→ Texte source:
1986. L’Acte unique européen a consacré une place plus importante à la politique sociale, notamment dans le domaine de la santé et de la sécurité sur le lieu de travail, du dialogue avec les partenaires sociaux et de la cohésion économique et sociale.

1989. Les droits économiques et sociaux sont énoncés par la Charte communautaire des droits sociaux des travailleurs.

1992. Le volet social avance avec le traité de Maastricht, et plus particulièrement le Protocole sur la politique sociale.

1997. Pour l’emploi, c’est le traité d’Amsterdam qui est venu insérer la promotion d’un "niveau d’emploi élevé" dans les objectifs de l’UE. Le sommet extraordinaire de Luxembourg sur l’emploi de novembre 1997 a lancé la Stratégie européenne pour l’emploi.

→ Consigne: Résumez le texte source ci-dessus en deux phrases.

Relevés des zones de mise en page:
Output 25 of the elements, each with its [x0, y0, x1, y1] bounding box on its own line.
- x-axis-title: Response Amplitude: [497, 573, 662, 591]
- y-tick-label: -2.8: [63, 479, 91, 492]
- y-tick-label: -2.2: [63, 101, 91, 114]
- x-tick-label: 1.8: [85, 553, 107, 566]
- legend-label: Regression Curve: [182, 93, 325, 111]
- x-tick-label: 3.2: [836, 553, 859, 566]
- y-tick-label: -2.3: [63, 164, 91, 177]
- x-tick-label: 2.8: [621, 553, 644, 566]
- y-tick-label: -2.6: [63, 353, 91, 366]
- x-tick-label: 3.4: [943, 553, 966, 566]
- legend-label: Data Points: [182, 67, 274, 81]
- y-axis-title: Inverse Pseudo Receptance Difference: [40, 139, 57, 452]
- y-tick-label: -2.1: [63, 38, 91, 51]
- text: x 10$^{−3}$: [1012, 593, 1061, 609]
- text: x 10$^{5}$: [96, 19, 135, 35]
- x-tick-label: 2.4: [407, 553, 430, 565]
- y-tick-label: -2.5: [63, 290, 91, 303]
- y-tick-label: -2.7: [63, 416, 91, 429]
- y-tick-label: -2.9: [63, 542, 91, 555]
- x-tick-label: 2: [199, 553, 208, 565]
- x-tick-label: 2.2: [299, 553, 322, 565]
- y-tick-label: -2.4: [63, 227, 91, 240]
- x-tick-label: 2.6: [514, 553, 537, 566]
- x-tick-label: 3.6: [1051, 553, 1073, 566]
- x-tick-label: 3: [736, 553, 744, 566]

→ Réponse attendue: En 1986, l'Acte unique européen a donné une place plus importante à la politique sociale, notamment pour la santé et la sécurité au travail, le dialogue avec les partenaires sociaux et la cohésion économique et sociale. La Charte communautaire des droits sociaux des travailleurs a énoncé les droits économiques et sociaux en 1989, le traité de Maastricht et son Protocole sur la politique sociale ont fait avancer le volet social en 1992, et en 1997 le traité d'Amsterdam a inscrit la promotion d'un « niveau d'emploi élevé » parmi les objectifs de l'UE, tandis que le sommet extraordinaire de Luxembourg lançait la Stratégie européenne pour l'emploi.